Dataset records
• • • • • • •
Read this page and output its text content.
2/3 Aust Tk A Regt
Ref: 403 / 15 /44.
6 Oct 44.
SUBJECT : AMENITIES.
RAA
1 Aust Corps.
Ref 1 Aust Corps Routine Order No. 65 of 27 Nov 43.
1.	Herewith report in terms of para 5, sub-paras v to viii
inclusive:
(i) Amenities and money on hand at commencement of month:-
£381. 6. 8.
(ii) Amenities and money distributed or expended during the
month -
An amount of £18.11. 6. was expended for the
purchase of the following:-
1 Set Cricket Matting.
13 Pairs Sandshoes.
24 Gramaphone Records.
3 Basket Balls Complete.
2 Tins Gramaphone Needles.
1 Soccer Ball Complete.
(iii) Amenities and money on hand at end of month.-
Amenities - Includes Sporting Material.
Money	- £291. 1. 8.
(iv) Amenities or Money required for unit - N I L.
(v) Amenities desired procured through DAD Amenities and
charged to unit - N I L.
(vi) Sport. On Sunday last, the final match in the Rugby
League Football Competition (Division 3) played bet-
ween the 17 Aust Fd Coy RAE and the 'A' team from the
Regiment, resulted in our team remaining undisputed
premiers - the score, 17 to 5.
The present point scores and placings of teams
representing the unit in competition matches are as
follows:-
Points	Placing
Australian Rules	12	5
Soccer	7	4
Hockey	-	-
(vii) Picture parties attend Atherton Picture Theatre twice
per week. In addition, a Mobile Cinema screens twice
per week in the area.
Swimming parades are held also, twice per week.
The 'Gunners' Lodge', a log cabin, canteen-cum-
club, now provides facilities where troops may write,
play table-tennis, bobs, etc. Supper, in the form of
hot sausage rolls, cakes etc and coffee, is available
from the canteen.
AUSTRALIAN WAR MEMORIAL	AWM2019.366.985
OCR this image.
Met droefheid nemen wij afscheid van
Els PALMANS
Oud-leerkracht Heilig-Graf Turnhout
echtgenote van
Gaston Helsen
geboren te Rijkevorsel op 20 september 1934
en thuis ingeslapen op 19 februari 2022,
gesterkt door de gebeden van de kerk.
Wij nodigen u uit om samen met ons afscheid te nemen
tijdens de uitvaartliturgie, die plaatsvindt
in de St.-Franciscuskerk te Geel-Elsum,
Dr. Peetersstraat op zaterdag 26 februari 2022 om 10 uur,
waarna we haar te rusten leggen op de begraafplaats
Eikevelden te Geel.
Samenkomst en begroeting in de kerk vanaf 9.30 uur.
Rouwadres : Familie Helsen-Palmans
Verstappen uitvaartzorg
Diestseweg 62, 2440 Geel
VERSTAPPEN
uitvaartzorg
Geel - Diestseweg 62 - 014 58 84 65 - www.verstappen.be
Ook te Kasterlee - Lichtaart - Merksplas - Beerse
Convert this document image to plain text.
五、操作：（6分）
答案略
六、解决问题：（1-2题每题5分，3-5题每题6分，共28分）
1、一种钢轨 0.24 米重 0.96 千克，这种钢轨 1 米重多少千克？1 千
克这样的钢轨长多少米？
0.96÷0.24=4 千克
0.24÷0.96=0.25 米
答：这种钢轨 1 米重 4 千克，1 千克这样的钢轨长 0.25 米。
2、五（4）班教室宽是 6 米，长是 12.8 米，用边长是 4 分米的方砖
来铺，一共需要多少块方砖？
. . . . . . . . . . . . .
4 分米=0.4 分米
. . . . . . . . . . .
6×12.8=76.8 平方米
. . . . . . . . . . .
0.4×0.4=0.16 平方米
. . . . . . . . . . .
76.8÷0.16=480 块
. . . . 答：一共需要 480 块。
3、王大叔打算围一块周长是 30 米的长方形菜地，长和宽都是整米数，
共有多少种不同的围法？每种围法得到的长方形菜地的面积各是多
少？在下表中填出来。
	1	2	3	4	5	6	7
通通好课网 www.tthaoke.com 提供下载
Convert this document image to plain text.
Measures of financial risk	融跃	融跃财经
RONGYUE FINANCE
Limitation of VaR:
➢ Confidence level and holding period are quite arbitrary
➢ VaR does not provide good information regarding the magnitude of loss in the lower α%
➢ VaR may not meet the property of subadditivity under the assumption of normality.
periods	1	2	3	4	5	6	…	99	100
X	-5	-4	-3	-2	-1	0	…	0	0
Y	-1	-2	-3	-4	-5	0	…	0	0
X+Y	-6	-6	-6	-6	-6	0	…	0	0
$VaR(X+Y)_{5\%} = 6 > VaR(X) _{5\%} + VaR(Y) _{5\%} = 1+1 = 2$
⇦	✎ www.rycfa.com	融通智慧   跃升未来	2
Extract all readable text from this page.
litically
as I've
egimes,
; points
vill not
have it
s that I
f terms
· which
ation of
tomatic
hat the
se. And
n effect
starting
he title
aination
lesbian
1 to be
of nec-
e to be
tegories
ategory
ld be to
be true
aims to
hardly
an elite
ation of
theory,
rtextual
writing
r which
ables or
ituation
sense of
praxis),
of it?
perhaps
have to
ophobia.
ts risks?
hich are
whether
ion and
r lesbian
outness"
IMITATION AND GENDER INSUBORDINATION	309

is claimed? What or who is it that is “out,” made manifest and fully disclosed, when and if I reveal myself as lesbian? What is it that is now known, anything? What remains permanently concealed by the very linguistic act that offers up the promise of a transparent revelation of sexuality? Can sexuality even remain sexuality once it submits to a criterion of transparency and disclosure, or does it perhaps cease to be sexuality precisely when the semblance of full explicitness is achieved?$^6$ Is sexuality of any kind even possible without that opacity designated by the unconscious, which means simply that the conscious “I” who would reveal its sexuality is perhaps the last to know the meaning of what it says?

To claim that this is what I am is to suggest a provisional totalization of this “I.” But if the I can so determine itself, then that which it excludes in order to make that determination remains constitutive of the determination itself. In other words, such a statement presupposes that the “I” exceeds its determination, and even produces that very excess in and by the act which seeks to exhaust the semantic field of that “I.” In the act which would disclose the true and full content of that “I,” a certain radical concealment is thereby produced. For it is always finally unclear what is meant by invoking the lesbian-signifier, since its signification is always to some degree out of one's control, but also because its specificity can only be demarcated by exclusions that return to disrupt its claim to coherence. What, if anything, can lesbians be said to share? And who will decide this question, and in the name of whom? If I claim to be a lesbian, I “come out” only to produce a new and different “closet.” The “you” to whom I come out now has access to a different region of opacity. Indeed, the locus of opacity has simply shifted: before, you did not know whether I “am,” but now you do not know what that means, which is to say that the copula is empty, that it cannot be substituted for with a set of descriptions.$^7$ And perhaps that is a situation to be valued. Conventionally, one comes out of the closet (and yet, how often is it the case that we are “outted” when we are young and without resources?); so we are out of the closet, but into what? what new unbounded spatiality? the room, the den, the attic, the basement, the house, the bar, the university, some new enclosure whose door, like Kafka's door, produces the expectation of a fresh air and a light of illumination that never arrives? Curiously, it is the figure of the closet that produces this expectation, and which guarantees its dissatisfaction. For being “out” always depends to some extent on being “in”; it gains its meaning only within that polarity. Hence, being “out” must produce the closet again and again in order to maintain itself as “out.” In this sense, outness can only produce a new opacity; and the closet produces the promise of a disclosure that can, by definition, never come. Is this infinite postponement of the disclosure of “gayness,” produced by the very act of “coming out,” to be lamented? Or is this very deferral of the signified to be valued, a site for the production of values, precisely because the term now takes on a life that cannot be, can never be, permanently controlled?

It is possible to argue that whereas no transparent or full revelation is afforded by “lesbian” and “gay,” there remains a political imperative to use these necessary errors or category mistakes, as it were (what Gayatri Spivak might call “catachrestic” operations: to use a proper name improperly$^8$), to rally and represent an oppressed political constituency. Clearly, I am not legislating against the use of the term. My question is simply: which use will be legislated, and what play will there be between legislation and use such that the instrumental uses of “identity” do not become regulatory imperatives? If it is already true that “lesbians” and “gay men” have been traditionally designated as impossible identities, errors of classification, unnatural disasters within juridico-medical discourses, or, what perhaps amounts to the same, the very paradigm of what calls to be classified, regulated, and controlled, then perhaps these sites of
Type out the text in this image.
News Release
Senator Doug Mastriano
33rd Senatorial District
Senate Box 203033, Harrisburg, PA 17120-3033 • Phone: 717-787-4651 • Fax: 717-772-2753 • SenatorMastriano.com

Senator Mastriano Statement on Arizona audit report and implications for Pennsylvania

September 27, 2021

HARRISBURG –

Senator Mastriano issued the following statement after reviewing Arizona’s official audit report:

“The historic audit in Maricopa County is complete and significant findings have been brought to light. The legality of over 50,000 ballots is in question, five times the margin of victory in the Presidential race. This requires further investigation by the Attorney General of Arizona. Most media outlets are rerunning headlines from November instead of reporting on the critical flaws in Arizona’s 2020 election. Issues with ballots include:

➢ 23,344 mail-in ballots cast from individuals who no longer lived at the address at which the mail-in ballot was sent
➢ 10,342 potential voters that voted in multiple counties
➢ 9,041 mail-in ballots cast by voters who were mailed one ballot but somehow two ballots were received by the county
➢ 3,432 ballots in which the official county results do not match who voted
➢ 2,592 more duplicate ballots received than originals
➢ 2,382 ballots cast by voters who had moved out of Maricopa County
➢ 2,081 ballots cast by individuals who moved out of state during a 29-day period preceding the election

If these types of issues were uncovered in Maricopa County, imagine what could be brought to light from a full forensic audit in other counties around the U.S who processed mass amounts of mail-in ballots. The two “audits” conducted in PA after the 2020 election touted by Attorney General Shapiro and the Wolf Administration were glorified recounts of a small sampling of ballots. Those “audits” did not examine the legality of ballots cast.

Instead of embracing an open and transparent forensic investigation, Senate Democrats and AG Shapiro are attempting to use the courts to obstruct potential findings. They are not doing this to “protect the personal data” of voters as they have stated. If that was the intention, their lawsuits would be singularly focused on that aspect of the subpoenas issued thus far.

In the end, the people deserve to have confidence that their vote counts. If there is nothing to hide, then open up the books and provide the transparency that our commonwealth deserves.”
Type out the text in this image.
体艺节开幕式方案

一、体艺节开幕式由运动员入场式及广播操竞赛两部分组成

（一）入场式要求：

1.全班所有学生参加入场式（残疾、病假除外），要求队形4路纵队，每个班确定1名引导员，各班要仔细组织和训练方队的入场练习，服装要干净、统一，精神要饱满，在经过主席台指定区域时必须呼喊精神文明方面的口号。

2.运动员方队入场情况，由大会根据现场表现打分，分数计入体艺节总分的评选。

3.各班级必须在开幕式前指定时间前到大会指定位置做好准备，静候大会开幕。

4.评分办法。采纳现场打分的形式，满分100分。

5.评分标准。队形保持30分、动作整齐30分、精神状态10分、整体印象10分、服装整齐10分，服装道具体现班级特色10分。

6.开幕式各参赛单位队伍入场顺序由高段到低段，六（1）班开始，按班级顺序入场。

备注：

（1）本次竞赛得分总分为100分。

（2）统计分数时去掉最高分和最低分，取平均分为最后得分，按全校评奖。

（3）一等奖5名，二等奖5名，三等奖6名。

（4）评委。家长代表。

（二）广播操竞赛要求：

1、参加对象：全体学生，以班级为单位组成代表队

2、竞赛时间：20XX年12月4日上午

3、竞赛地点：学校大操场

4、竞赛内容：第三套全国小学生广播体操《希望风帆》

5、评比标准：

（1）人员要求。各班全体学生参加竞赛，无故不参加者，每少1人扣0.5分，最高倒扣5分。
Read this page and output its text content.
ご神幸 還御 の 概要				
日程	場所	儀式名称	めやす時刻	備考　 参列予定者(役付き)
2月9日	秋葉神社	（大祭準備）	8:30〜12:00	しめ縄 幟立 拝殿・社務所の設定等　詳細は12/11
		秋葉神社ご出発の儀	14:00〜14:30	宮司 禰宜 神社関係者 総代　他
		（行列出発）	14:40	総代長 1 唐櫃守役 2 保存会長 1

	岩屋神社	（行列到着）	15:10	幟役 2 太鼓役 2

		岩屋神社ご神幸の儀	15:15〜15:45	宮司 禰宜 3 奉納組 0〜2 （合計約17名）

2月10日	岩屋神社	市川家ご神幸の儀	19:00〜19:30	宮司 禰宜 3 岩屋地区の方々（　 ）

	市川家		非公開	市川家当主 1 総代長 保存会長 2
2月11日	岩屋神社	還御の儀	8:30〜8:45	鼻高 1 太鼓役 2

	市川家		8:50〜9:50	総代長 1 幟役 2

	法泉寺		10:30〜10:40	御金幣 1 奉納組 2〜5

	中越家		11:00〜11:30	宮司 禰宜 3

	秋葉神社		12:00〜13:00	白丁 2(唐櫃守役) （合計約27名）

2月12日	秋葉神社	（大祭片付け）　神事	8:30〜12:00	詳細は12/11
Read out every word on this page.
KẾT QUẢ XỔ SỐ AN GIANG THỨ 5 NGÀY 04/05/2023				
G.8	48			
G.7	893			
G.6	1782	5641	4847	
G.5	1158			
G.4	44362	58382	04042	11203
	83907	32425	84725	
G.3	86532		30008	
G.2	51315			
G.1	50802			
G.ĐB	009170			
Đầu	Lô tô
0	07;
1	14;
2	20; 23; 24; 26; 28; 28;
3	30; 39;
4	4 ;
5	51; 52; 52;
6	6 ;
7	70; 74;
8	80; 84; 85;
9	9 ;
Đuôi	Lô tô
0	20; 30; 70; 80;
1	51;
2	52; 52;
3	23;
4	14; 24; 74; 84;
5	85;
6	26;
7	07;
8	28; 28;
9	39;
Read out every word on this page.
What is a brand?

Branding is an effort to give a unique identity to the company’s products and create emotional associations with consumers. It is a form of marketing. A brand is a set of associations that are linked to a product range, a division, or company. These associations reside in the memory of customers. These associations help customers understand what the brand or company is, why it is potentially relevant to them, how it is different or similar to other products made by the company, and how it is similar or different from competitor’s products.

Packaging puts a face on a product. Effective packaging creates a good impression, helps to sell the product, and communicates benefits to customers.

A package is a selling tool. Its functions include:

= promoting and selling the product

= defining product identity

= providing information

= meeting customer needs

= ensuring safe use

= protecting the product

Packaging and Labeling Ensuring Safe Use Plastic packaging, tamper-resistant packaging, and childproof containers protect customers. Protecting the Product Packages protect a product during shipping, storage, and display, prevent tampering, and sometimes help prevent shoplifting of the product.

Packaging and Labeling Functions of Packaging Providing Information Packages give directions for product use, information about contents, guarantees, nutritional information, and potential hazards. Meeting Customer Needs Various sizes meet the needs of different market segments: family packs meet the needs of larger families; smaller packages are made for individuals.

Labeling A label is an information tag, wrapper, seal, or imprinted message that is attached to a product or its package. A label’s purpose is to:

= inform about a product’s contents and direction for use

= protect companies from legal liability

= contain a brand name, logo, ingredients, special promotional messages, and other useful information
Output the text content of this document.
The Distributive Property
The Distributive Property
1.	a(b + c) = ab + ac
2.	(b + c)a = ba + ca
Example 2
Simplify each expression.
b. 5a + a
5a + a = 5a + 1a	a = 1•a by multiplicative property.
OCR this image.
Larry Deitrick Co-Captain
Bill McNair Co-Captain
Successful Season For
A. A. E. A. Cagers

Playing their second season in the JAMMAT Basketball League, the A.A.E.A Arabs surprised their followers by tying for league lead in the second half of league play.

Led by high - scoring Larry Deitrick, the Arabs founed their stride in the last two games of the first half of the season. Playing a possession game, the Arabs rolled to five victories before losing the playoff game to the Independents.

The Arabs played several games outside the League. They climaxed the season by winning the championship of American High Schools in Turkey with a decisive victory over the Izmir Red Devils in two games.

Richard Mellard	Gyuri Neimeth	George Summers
• • • • • • •
[TASK REQUIREMENTS]: Scan the material above. Copy each line where "good" occurs.

[WRITTEN ANSWER]:
➢ VaR does not provide good information regarding the magnitude of loss in the lower α%
Packaging puts a face on a product. Effective packaging creates a good impression, helps to sell the product, and communicates benefits to customers.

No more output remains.